The task:
Report the total number of lines that include the string "втором", without any other text.
* START *
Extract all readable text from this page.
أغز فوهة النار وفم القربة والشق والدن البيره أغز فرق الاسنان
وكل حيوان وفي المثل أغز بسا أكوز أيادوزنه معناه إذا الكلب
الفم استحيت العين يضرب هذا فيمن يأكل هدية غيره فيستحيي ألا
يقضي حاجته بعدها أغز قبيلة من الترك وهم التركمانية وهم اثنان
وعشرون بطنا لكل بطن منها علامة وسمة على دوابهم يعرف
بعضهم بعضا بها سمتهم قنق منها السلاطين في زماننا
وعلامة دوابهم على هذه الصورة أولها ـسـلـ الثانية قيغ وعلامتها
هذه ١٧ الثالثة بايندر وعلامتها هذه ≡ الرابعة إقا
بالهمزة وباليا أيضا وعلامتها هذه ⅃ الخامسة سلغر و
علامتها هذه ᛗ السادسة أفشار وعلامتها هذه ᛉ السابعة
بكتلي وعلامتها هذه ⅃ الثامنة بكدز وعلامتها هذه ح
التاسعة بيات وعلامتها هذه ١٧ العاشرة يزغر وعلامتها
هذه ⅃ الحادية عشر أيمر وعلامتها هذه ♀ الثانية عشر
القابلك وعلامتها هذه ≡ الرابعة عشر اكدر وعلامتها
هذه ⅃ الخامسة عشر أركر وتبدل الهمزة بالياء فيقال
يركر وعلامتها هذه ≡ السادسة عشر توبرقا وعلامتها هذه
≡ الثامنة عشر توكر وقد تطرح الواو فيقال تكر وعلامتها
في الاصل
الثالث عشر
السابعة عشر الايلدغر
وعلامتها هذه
* END *
* START *
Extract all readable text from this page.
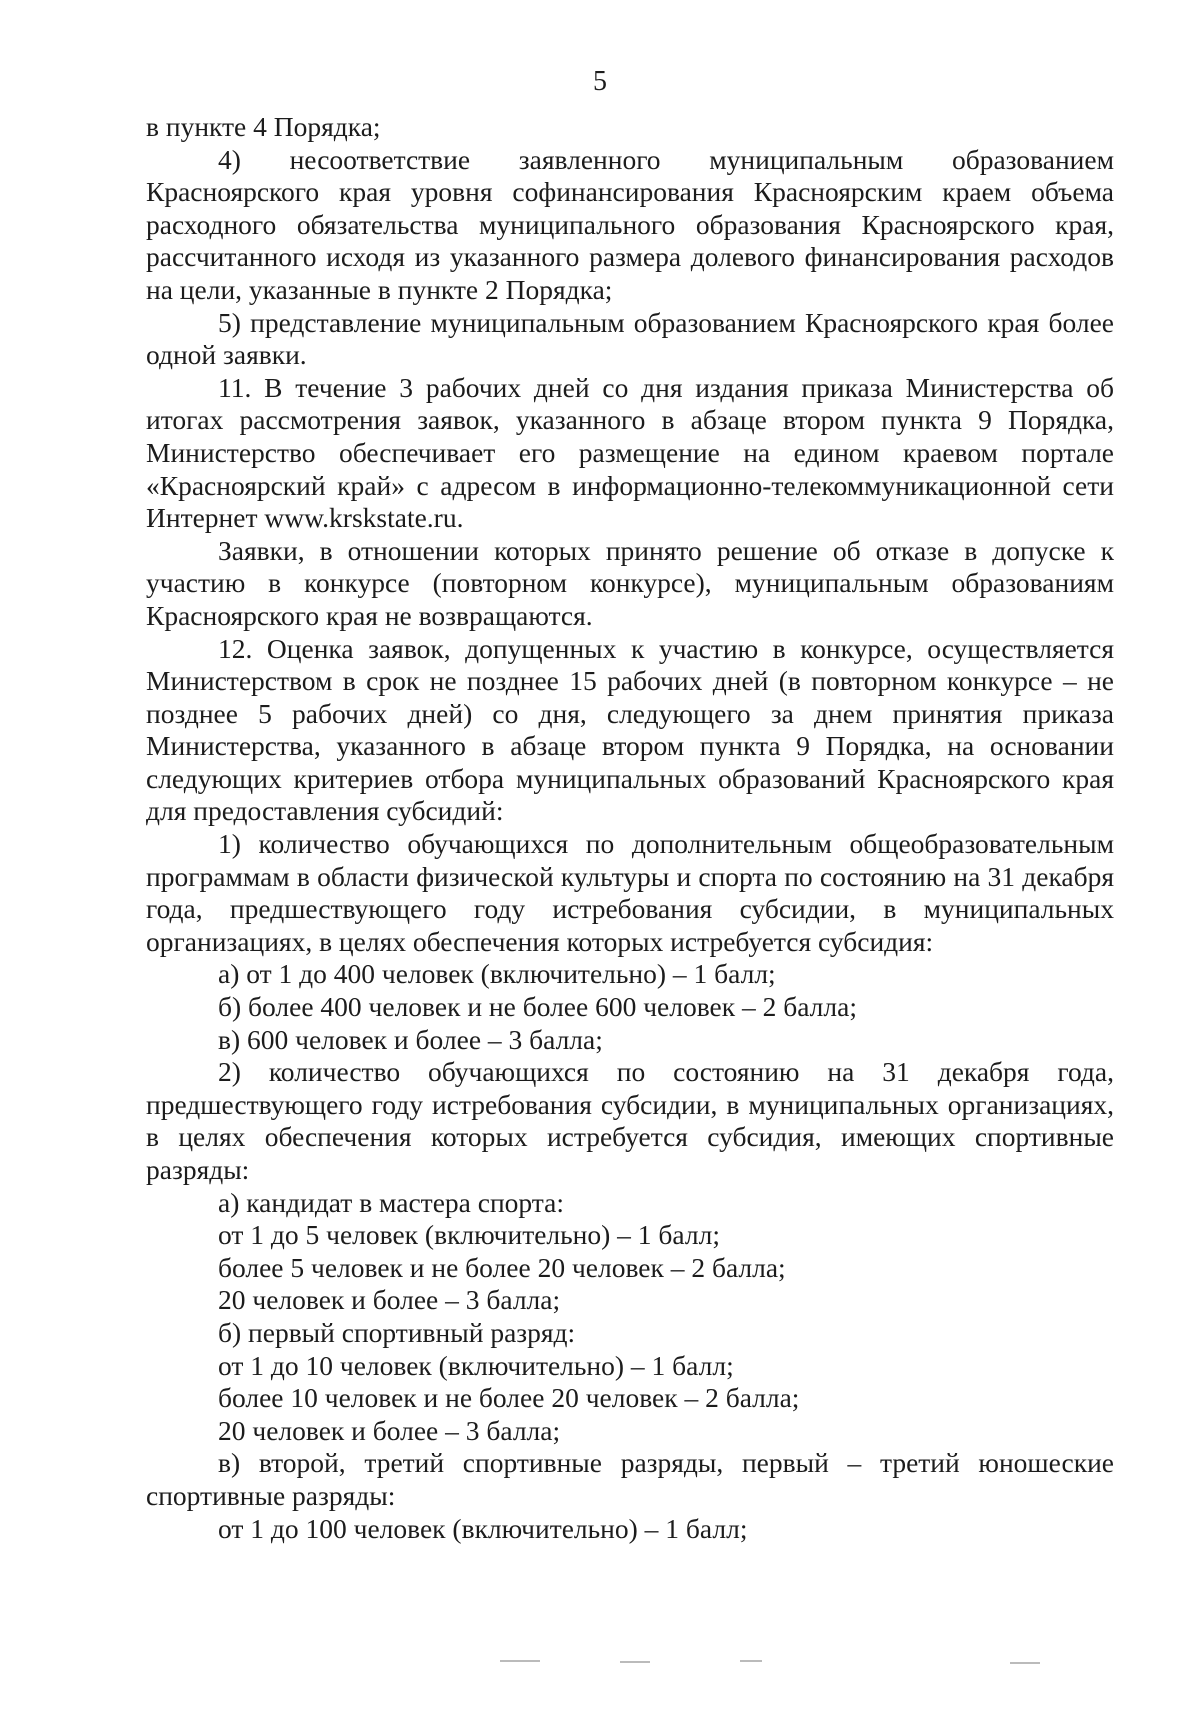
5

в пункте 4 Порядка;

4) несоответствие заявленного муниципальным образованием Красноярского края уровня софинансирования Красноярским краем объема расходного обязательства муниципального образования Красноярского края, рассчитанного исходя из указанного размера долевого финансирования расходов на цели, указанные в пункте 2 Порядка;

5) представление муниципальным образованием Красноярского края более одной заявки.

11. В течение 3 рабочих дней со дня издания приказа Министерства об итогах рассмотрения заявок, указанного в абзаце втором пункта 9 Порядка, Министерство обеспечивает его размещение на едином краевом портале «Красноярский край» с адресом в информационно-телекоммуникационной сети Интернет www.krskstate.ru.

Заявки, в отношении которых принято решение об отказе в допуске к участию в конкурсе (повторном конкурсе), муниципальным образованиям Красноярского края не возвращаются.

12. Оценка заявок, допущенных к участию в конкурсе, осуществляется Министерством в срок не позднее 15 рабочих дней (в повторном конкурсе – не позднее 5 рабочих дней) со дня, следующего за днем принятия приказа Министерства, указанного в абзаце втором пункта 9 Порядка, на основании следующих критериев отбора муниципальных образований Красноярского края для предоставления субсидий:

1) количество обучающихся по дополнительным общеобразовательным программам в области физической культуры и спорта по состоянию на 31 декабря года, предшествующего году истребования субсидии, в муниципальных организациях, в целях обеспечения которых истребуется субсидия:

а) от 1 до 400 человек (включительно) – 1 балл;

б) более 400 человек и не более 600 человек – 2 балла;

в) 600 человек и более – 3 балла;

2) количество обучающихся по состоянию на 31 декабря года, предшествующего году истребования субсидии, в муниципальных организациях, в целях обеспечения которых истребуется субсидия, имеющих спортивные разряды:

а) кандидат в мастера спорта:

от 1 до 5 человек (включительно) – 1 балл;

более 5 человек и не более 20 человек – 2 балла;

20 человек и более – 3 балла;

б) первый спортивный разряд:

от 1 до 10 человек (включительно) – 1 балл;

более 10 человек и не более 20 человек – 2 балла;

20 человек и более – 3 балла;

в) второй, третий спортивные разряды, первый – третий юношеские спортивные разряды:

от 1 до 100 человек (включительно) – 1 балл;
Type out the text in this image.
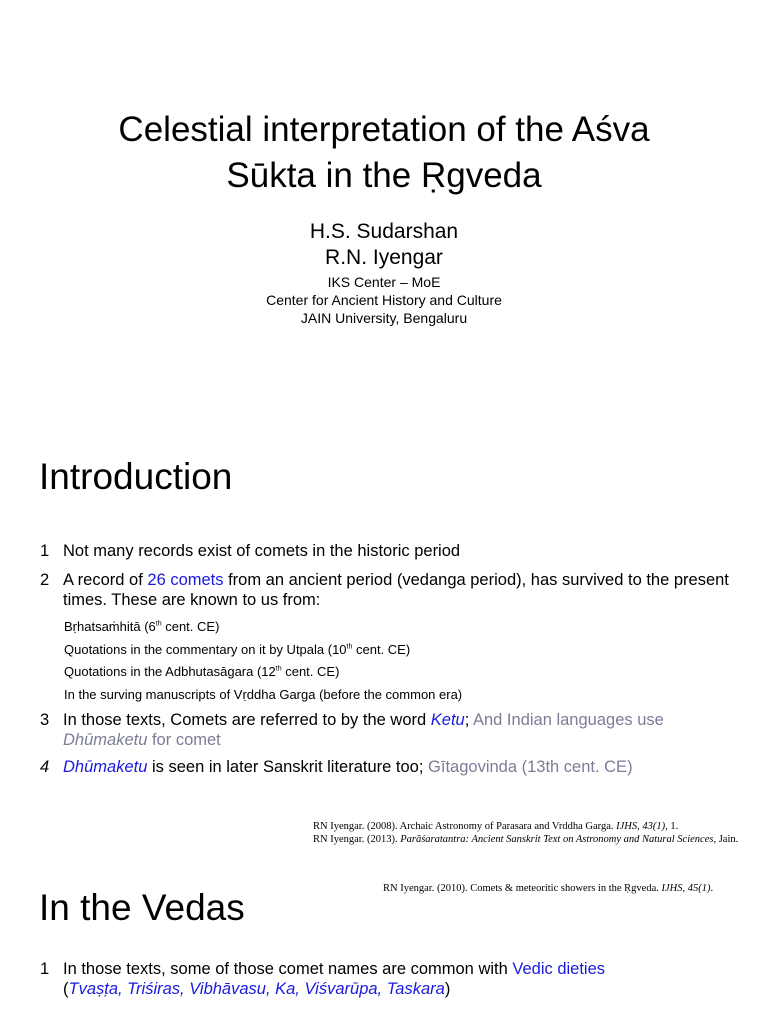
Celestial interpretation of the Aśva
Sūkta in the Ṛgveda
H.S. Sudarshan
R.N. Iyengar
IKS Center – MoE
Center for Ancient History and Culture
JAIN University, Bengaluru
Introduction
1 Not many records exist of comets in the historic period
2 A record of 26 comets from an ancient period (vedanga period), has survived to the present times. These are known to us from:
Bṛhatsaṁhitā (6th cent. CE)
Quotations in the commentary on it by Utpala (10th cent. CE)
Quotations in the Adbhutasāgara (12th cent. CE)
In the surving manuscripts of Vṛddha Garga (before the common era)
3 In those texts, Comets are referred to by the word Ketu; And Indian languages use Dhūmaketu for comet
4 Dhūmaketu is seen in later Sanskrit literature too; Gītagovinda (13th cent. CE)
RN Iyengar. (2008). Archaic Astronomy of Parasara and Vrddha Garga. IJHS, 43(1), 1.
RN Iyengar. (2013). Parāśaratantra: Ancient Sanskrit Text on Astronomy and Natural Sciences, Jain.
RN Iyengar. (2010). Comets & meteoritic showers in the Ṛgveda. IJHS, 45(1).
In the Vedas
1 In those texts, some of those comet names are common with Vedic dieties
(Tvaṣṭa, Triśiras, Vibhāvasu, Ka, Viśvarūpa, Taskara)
* END *
* START *
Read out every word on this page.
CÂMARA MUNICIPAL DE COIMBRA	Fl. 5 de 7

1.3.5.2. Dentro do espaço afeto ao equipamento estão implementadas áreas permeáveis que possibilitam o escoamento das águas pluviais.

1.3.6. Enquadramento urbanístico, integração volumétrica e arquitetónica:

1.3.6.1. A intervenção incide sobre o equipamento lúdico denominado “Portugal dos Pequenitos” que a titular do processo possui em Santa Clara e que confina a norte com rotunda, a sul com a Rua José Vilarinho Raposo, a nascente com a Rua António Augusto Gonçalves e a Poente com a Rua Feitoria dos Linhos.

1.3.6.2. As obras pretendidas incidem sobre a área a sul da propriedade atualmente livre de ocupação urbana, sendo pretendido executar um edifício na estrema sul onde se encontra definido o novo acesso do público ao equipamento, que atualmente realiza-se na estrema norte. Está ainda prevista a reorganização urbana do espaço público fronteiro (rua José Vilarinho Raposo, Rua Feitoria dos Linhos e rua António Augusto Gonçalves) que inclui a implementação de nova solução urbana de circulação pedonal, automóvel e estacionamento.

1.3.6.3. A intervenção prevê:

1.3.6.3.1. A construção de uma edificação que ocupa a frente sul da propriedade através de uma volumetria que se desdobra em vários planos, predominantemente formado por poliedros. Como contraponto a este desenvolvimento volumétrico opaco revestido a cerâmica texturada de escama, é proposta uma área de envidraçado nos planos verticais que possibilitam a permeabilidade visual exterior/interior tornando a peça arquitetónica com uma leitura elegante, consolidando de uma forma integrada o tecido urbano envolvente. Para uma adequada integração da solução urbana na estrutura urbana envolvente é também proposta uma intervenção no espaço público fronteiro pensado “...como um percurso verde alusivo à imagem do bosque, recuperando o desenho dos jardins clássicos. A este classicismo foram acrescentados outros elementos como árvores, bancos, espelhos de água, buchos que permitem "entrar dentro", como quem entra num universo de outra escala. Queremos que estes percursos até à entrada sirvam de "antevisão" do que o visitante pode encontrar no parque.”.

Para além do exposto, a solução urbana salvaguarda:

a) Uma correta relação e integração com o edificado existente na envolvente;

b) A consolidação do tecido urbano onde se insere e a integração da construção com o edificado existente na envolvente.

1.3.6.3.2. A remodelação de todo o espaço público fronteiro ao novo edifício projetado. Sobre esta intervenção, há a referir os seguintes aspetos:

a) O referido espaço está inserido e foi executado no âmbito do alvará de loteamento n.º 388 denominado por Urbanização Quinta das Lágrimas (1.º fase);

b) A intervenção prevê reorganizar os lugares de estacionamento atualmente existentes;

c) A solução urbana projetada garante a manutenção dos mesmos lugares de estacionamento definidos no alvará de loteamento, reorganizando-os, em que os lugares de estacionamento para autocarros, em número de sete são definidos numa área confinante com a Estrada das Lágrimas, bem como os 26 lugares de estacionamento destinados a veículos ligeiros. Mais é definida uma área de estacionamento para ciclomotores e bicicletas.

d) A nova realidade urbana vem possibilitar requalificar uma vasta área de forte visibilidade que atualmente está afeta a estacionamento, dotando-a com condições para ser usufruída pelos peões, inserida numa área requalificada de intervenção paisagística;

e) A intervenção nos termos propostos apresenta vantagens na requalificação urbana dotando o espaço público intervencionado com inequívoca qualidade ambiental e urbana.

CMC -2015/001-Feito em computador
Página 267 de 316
* END *
Written solution:
2